Entries taken from a collection:
-- START --

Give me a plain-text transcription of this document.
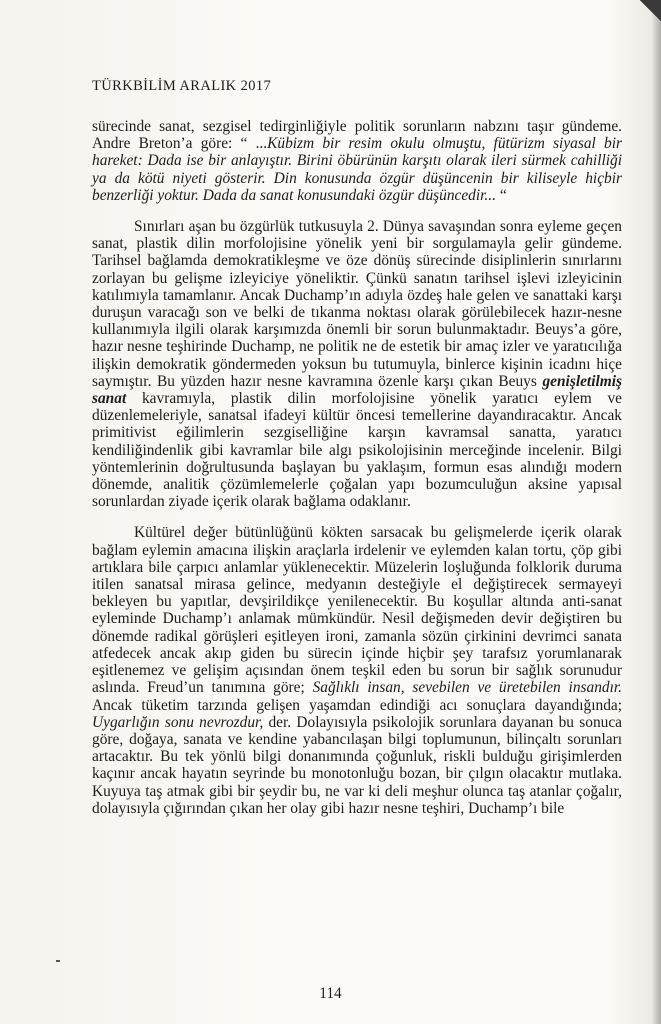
TÜRKBİLİM ARALIK 2017

sürecinde sanat, sezgisel tedirginliğiyle politik sorunların nabzını taşır gündeme. Andre Breton’a göre: “ ...Kübizm bir resim okulu olmuştu, fütürizm siyasal bir hareket: Dada ise bir anlayıştır. Birini öbürünün karşıtı olarak ileri sürmek cahilliği ya da kötü niyeti gösterir. Din konusunda özgür düşüncenin bir kiliseyle hiçbir benzerliği yoktur. Dada da sanat konusundaki özgür düşüncedir... “

Sınırları aşan bu özgürlük tutkusuyla 2. Dünya savaşından sonra eyleme geçen sanat, plastik dilin morfolojisine yönelik yeni bir sorgulamayla gelir gündeme. Tarihsel bağlamda demokratikleşme ve öze dönüş sürecinde disiplinlerin sınırlarını zorlayan bu gelişme izleyiciye yöneliktir. Çünkü sanatın tarihsel işlevi izleyicinin katılımıyla tamamlanır. Ancak Duchamp’ın adıyla özdeş hale gelen ve sanattaki karşı duruşun varacağı son ve belki de tıkanma noktası olarak görülebilecek hazır-nesne kullanımıyla ilgili olarak karşımızda önemli bir sorun bulunmaktadır. Beuys’a göre, hazır nesne teşhirinde Duchamp, ne politik ne de estetik bir amaç izler ve yaratıcılığa ilişkin demokratik göndermeden yoksun bu tutumuyla, binlerce kişinin icadını hiçe saymıştır. Bu yüzden hazır nesne kavramına özenle karşı çıkan Beuys genişletilmiş sanat kavramıyla, plastik dilin morfolojisine yönelik yaratıcı eylem ve düzenlemeleriyle, sanatsal ifadeyi kültür öncesi temellerine dayandıracaktır. Ancak primitivist eğilimlerin sezgiselliğine karşın kavramsal sanatta, yaratıcı kendiliğindenlik gibi kavramlar bile algı psikolojisinin merceğinde incelenir. Bilgi yöntemlerinin doğrultusunda başlayan bu yaklaşım, formun esas alındığı modern dönemde, analitik çözümlemelerle çoğalan yapı bozumculuğun aksine yapısal sorunlardan ziyade içerik olarak bağlama odaklanır.

Kültürel değer bütünlüğünü kökten sarsacak bu gelişmelerde içerik olarak bağlam eylemin amacına ilişkin araçlarla irdelenir ve eylemden kalan tortu, çöp gibi artıklara bile çarpıcı anlamlar yüklenecektir. Müzelerin loşluğunda folklorik duruma itilen sanatsal mirasa gelince, medyanın desteğiyle el değiştirecek sermayeyi bekleyen bu yapıtlar, devşirildikçe yenilenecektir. Bu koşullar altında anti-sanat eyleminde Duchamp’ı anlamak mümkündür. Nesil değişmeden devir değiştiren bu dönemde radikal görüşleri eşitleyen ironi, zamanla sözün çirkinini devrimci sanata atfedecek ancak akıp giden bu sürecin içinde hiçbir şey tarafsız yorumlanarak eşitlenemez ve gelişim açısından önem teşkil eden bu sorun bir sağlık sorunudur aslında. Freud’un tanımına göre; Sağlıklı insan, sevebilen ve üretebilen insandır. Ancak tüketim tarzında gelişen yaşamdan edindiği acı sonuçlara dayandığında; Uygarlığın sonu nevrozdur, der. Dolayısıyla psikolojik sorunlara dayanan bu sonuca göre, doğaya, sanata ve kendine yabancılaşan bilgi toplumunun, bilinçaltı sorunları artacaktır. Bu tek yönlü bilgi donanımında çoğunluk, riskli bulduğu girişimlerden kaçınır ancak hayatın seyrinde bu monotonluğu bozan, bir çılgın olacaktır mutlaka. Kuyuya taş atmak gibi bir şeydir bu, ne var ki deli meşhur olunca taş atanlar çoğalır, dolayısıyla çığırından çıkan her olay gibi hazır nesne teşhiri, Duchamp’ı bile

114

-- END --

• [Aim of the exercise] Wherever the string "gündeme" appears in the entries above, list that line.

• [Task answer]
sürecinde sanat, sezgisel tedirginliğiyle politik sorunların nabzını taşır gündeme. Andre Breton’a göre: “ ...Kübizm bir resim okulu olmuştu, fütürizm siyasal bir hareket: Dada ise bir anlayıştır. Birini öbürünün karşıtı olarak ileri sürmek cahilliği ya da kötü niyeti gösterir. Din konusunda özgür düşüncenin bir kiliseyle hiçbir benzerliği yoktur. Dada da sanat konusundaki özgür düşüncedir... “
Sınırları aşan bu özgürlük tutkusuyla 2. Dünya savaşından sonra eyleme geçen sanat, plastik dilin morfolojisine yönelik yeni bir sorgulamayla gelir gündeme. Tarihsel bağlamda demokratikleşme ve öze dönüş sürecinde disiplinlerin sınırlarını zorlayan bu gelişme izleyiciye yöneliktir. Çünkü sanatın tarihsel işlevi izleyicinin katılımıyla tamamlanır. Ancak Duchamp’ın adıyla özdeş hale gelen ve sanattaki karşı duruşun varacağı son ve belki de tıkanma noktası olarak görülebilecek hazır-nesne kullanımıyla ilgili olarak karşımızda önemli bir sorun bulunmaktadır. Beuys’a göre, hazır nesne teşhirinde Duchamp, ne politik ne de estetik bir amaç izler ve yaratıcılığa ilişkin demokratik göndermeden yoksun bu tutumuyla, binlerce kişinin icadını hiçe saymıştır. Bu yüzden hazır nesne kavramına özenle karşı çıkan Beuys genişletilmiş sanat kavramıyla, plastik dilin morfolojisine yönelik yaratıcı eylem ve düzenlemeleriyle, sanatsal ifadeyi kültür öncesi temellerine dayandıracaktır. Ancak primitivist eğilimlerin sezgiselliğine karşın kavramsal sanatta, yaratıcı kendiliğindenlik gibi kavramlar bile algı psikolojisinin merceğinde incelenir. Bilgi yöntemlerinin doğrultusunda başlayan bu yaklaşım, formun esas alındığı modern dönemde, analitik çözümlemelerle çoğalan yapı bozumculuğun aksine yapısal sorunlardan ziyade içerik olarak bağlama odaklanır.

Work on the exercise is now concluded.